[Exercise goal]
All of the material should be reproduced exactly, with pictures left out.

[Dataset rows]
********************

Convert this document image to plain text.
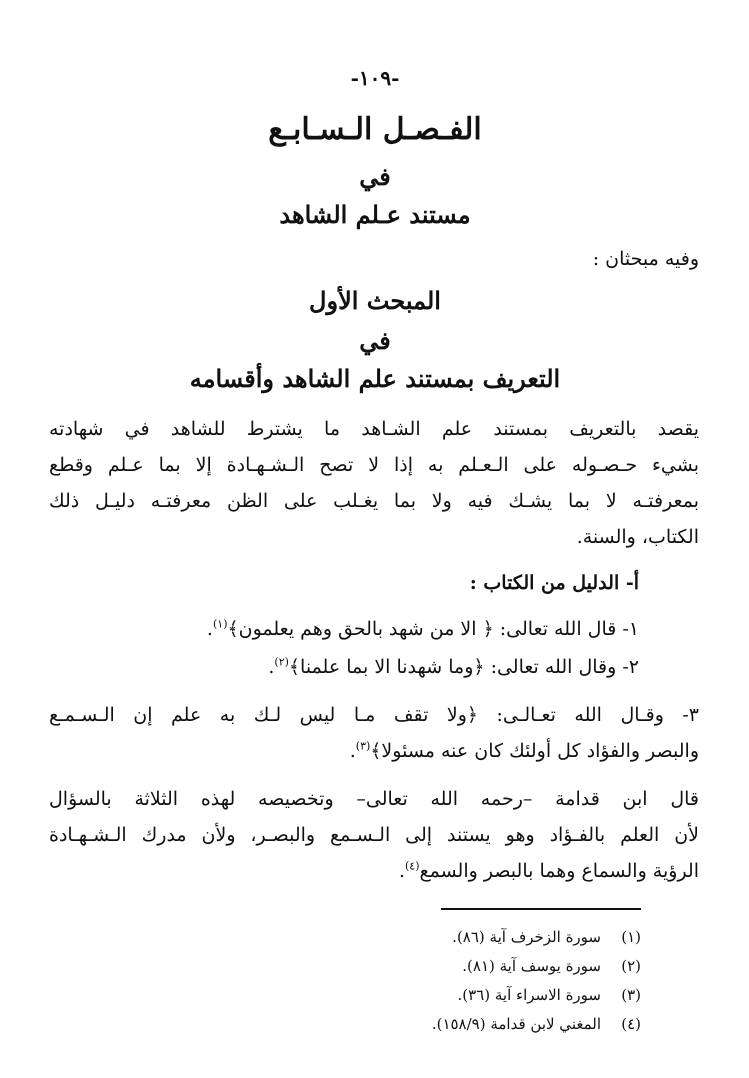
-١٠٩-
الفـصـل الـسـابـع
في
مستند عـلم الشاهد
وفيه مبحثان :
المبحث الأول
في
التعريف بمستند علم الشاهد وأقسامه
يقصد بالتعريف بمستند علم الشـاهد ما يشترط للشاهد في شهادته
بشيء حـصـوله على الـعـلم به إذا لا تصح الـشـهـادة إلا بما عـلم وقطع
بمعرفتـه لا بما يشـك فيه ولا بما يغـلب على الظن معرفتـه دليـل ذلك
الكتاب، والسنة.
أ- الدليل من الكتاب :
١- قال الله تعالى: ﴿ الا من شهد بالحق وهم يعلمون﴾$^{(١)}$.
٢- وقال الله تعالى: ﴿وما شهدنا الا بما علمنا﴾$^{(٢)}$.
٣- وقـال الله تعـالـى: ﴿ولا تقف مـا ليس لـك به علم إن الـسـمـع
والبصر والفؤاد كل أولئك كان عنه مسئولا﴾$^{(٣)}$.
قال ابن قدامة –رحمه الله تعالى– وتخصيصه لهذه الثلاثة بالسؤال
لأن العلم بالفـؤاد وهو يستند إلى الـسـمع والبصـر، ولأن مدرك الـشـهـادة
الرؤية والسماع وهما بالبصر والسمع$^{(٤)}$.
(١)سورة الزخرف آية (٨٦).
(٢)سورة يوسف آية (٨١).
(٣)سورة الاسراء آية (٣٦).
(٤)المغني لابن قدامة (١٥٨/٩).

********************

[Completed exercise]
Convert this document image to plain text.
-١٠٩-
الفـصـل الـسـابـع
في
مستند عـلم الشاهد
وفيه مبحثان :
المبحث الأول
في
التعريف بمستند علم الشاهد وأقسامه
يقصد بالتعريف بمستند علم الشـاهد ما يشترط للشاهد في شهادته
بشيء حـصـوله على الـعـلم به إذا لا تصح الـشـهـادة إلا بما عـلم وقطع
بمعرفتـه لا بما يشـك فيه ولا بما يغـلب على الظن معرفتـه دليـل ذلك
الكتاب، والسنة.
أ- الدليل من الكتاب :
١- قال الله تعالى: ﴿ الا من شهد بالحق وهم يعلمون﴾$^{(١)}$.
٢- وقال الله تعالى: ﴿وما شهدنا الا بما علمنا﴾$^{(٢)}$.
٣- وقـال الله تعـالـى: ﴿ولا تقف مـا ليس لـك به علم إن الـسـمـع
والبصر والفؤاد كل أولئك كان عنه مسئولا﴾$^{(٣)}$.
قال ابن قدامة –رحمه الله تعالى– وتخصيصه لهذه الثلاثة بالسؤال
لأن العلم بالفـؤاد وهو يستند إلى الـسـمع والبصـر، ولأن مدرك الـشـهـادة
الرؤية والسماع وهما بالبصر والسمع$^{(٤)}$.
(١)سورة الزخرف آية (٨٦).
(٢)سورة يوسف آية (٨١).
(٣)سورة الاسراء آية (٣٦).
(٤)المغني لابن قدامة (١٥٨/٩).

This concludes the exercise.